> _SET TASK_
Every line of the data that contains the string "Letzte" must be copied.

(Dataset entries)
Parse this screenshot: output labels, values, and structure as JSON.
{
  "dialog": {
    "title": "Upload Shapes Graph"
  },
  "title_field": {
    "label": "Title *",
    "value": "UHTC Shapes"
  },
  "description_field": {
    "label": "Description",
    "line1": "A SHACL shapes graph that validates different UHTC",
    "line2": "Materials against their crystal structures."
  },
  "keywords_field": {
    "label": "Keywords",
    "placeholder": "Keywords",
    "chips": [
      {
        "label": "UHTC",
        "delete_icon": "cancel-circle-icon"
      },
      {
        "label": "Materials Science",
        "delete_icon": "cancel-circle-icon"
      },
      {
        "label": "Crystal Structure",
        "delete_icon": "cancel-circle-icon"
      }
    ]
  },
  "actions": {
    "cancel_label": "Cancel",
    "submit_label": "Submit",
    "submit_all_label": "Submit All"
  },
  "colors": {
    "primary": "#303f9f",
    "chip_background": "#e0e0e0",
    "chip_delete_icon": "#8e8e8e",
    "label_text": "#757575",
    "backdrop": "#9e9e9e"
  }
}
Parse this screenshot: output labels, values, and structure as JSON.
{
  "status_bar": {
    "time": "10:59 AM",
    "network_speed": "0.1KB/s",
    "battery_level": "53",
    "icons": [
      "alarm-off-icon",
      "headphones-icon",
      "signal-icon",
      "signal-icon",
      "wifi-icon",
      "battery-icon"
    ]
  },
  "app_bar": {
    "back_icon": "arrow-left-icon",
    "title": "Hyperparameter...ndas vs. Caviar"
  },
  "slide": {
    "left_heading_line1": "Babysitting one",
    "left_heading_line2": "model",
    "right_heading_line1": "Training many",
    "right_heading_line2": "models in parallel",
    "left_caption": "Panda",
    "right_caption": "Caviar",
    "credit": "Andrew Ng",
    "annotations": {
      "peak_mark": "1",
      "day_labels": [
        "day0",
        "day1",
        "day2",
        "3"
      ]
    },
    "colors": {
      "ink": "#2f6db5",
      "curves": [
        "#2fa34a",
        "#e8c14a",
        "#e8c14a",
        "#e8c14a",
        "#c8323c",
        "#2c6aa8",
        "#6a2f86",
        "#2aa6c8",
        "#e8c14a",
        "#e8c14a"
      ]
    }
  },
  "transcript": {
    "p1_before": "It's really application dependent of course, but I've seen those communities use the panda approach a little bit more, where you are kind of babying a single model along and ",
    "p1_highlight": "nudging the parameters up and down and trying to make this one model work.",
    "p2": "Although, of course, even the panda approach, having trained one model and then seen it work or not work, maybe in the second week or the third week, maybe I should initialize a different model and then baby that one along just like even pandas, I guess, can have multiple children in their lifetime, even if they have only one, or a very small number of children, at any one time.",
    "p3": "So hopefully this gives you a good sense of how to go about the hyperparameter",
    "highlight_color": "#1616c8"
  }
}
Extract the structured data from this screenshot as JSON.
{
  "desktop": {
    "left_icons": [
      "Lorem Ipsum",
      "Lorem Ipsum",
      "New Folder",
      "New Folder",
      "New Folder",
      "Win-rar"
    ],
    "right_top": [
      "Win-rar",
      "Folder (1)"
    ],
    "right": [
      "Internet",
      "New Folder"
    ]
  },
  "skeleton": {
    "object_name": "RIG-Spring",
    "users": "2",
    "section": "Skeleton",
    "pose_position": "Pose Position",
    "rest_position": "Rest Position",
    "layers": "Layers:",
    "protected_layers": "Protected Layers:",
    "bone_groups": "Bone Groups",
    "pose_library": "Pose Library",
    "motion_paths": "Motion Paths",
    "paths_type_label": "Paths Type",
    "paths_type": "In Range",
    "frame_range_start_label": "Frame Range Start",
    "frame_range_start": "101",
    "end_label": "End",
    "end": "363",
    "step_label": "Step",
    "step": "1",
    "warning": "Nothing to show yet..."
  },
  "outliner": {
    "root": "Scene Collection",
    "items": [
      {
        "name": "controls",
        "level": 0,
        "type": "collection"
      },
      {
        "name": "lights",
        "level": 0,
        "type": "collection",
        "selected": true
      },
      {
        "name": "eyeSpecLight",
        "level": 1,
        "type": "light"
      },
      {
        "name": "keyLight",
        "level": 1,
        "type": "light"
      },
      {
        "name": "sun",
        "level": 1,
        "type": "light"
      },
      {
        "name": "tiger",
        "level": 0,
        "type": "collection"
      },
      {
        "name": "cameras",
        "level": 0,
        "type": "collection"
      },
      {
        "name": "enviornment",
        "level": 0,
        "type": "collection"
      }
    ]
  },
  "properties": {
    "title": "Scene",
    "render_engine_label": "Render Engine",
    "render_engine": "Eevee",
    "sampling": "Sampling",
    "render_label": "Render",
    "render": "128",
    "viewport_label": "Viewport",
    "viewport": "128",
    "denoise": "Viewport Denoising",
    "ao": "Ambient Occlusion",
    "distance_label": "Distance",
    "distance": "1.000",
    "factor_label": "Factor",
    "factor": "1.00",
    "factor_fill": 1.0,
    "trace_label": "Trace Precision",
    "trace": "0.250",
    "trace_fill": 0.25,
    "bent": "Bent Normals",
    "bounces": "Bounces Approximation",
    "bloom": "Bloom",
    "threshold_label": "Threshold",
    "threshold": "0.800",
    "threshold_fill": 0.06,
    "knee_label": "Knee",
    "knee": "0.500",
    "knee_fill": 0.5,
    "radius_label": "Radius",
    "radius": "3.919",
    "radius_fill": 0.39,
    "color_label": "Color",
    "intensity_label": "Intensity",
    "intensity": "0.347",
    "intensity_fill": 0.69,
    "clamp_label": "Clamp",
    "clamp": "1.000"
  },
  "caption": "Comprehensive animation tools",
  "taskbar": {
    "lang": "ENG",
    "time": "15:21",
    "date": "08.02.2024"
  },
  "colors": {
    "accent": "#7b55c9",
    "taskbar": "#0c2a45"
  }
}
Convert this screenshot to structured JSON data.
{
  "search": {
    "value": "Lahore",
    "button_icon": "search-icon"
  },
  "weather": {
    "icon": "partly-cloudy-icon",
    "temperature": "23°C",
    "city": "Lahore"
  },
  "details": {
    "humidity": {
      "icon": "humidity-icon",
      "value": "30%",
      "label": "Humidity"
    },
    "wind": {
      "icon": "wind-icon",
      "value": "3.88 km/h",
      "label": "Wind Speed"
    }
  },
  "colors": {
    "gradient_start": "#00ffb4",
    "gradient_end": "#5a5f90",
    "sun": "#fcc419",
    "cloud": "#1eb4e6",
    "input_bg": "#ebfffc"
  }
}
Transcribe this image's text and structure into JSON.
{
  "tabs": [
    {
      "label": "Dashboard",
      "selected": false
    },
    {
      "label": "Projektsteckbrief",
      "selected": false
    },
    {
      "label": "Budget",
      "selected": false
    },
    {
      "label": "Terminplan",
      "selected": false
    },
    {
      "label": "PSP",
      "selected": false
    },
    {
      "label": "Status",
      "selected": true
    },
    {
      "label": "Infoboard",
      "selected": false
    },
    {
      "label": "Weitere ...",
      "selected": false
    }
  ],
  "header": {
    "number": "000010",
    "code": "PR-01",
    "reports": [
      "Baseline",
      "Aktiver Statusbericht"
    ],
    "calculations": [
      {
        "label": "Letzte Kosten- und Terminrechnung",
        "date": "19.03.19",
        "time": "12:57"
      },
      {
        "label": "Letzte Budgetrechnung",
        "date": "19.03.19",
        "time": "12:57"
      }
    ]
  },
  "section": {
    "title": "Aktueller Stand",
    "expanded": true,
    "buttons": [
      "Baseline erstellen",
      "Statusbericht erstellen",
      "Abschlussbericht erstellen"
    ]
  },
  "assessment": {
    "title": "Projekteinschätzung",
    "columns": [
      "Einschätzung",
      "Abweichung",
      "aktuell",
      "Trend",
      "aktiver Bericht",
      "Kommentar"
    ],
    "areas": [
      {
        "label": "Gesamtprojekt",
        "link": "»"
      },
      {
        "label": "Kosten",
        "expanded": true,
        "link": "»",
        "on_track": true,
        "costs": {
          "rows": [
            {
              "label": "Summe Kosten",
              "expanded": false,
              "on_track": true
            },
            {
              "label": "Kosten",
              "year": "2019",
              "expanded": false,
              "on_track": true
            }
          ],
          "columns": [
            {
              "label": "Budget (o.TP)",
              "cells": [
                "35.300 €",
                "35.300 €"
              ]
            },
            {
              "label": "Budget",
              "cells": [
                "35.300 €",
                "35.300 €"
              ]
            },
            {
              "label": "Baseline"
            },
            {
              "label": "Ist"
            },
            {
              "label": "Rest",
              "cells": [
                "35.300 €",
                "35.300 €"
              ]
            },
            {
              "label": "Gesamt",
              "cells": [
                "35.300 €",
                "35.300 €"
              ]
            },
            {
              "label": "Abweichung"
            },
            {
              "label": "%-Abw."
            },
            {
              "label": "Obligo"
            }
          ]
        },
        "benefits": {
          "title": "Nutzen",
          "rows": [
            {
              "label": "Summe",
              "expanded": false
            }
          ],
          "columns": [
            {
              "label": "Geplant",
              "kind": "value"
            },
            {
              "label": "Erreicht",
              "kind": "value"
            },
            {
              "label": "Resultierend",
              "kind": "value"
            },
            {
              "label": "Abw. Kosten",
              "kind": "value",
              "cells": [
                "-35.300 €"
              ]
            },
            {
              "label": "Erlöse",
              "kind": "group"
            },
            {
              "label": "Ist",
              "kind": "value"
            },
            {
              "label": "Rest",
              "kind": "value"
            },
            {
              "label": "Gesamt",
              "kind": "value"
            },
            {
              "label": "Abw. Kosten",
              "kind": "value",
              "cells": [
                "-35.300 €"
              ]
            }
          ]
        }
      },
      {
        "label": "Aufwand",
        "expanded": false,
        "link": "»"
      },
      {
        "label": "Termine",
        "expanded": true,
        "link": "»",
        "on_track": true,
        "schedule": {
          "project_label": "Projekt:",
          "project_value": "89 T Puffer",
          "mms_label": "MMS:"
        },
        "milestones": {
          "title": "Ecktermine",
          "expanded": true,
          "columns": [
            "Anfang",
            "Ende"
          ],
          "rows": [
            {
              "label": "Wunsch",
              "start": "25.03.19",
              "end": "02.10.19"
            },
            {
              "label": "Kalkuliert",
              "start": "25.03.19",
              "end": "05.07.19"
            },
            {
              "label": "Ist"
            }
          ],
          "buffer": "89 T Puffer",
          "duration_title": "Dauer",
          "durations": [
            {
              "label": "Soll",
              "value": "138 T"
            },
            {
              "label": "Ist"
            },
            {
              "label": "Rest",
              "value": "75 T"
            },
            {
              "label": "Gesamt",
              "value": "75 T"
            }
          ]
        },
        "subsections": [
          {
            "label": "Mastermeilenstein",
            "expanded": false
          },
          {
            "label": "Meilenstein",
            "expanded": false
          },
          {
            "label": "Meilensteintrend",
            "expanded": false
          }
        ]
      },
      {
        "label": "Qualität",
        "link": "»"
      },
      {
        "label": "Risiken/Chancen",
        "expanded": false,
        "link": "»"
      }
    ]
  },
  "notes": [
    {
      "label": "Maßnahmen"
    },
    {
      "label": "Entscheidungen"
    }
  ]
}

> _SOLUTION_
        "label": "Letzte Kosten- und Terminrechnung",
        "label": "Letzte Budgetrechnung",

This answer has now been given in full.